== GIVEN RECORDS ==
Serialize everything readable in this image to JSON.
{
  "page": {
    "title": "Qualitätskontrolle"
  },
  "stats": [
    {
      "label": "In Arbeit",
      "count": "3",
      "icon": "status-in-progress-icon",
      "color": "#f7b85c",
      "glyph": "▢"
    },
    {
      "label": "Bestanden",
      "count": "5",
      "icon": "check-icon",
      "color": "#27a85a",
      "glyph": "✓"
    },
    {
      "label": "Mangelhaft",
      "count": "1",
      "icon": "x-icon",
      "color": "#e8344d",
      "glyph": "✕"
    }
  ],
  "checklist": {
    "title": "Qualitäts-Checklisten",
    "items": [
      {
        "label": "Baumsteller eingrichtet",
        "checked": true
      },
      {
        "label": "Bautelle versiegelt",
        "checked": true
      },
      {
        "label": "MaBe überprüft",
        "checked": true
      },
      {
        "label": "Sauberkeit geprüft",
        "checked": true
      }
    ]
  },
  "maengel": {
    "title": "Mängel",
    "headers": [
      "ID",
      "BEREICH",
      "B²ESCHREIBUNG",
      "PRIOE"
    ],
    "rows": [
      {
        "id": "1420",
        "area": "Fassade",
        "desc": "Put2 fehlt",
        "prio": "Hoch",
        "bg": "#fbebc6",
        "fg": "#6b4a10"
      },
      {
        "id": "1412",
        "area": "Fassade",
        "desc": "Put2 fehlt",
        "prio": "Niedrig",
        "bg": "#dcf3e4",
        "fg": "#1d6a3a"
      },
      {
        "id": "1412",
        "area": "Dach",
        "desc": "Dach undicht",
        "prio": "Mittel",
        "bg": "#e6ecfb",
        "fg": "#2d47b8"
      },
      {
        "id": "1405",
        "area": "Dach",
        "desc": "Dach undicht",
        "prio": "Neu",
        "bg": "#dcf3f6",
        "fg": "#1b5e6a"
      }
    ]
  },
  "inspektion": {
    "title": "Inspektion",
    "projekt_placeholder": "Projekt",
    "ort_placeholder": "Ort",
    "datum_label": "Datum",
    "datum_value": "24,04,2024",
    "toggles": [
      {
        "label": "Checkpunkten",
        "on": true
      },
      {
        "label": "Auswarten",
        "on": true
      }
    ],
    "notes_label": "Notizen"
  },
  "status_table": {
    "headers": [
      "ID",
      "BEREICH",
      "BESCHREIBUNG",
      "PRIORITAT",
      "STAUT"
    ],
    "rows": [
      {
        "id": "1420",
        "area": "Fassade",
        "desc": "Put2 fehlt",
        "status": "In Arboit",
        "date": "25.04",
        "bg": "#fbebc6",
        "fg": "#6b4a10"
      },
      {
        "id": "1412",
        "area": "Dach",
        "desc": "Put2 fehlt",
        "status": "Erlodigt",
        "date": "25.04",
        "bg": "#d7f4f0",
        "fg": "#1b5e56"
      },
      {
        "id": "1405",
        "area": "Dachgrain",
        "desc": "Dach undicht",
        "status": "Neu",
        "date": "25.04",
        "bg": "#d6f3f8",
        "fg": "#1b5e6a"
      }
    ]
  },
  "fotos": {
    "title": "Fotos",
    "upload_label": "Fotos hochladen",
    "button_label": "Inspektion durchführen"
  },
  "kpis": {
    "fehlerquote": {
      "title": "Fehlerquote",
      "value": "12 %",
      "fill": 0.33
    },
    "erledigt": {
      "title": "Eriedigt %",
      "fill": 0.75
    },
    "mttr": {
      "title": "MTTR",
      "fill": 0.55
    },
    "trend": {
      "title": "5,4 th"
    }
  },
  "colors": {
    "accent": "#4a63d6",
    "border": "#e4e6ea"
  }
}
===
#### THE TASK
Please quote the records above exactly, without skipping a line.

#### RIGHT ANSWER
Serialize everything readable in this image to JSON.
{
  "page": {
    "title": "Qualitätskontrolle"
  },
  "stats": [
    {
      "label": "In Arbeit",
      "count": "3",
      "icon": "status-in-progress-icon",
      "color": "#f7b85c",
      "glyph": "▢"
    },
    {
      "label": "Bestanden",
      "count": "5",
      "icon": "check-icon",
      "color": "#27a85a",
      "glyph": "✓"
    },
    {
      "label": "Mangelhaft",
      "count": "1",
      "icon": "x-icon",
      "color": "#e8344d",
      "glyph": "✕"
    }
  ],
  "checklist": {
    "title": "Qualitäts-Checklisten",
    "items": [
      {
        "label": "Baumsteller eingrichtet",
        "checked": true
      },
      {
        "label": "Bautelle versiegelt",
        "checked": true
      },
      {
        "label": "MaBe überprüft",
        "checked": true
      },
      {
        "label": "Sauberkeit geprüft",
        "checked": true
      }
    ]
  },
  "maengel": {
    "title": "Mängel",
    "headers": [
      "ID",
      "BEREICH",
      "B²ESCHREIBUNG",
      "PRIOE"
    ],
    "rows": [
      {
        "id": "1420",
        "area": "Fassade",
        "desc": "Put2 fehlt",
        "prio": "Hoch",
        "bg": "#fbebc6",
        "fg": "#6b4a10"
      },
      {
        "id": "1412",
        "area": "Fassade",
        "desc": "Put2 fehlt",
        "prio": "Niedrig",
        "bg": "#dcf3e4",
        "fg": "#1d6a3a"
      },
      {
        "id": "1412",
        "area": "Dach",
        "desc": "Dach undicht",
        "prio": "Mittel",
        "bg": "#e6ecfb",
        "fg": "#2d47b8"
      },
      {
        "id": "1405",
        "area": "Dach",
        "desc": "Dach undicht",
        "prio": "Neu",
        "bg": "#dcf3f6",
        "fg": "#1b5e6a"
      }
    ]
  },
  "inspektion": {
    "title": "Inspektion",
    "projekt_placeholder": "Projekt",
    "ort_placeholder": "Ort",
    "datum_label": "Datum",
    "datum_value": "24,04,2024",
    "toggles": [
      {
        "label": "Checkpunkten",
        "on": true
      },
      {
        "label": "Auswarten",
        "on": true
      }
    ],
    "notes_label": "Notizen"
  },
  "status_table": {
    "headers": [
      "ID",
      "BEREICH",
      "BESCHREIBUNG",
      "PRIORITAT",
      "STAUT"
    ],
    "rows": [
      {
        "id": "1420",
        "area": "Fassade",
        "desc": "Put2 fehlt",
        "status": "In Arboit",
        "date": "25.04",
        "bg": "#fbebc6",
        "fg": "#6b4a10"
      },
      {
        "id": "1412",
        "area": "Dach",
        "desc": "Put2 fehlt",
        "status": "Erlodigt",
        "date": "25.04",
        "bg": "#d7f4f0",
        "fg": "#1b5e56"
      },
      {
        "id": "1405",
        "area": "Dachgrain",
        "desc": "Dach undicht",
        "status": "Neu",
        "date": "25.04",
        "bg": "#d6f3f8",
        "fg": "#1b5e6a"
      }
    ]
  },
  "fotos": {
    "title": "Fotos",
    "upload_label": "Fotos hochladen",
    "button_label": "Inspektion durchführen"
  },
  "kpis": {
    "fehlerquote": {
      "title": "Fehlerquote",
      "value": "12 %",
      "fill": 0.33
    },
    "erledigt": {
      "title": "Eriedigt %",
      "fill": 0.75
    },
    "mttr": {
      "title": "MTTR",
      "fill": 0.55
    },
    "trend": {
      "title": "5,4 th"
    }
  },
  "colors": {
    "accent": "#4a63d6",
    "border": "#e4e6ea"
  }
}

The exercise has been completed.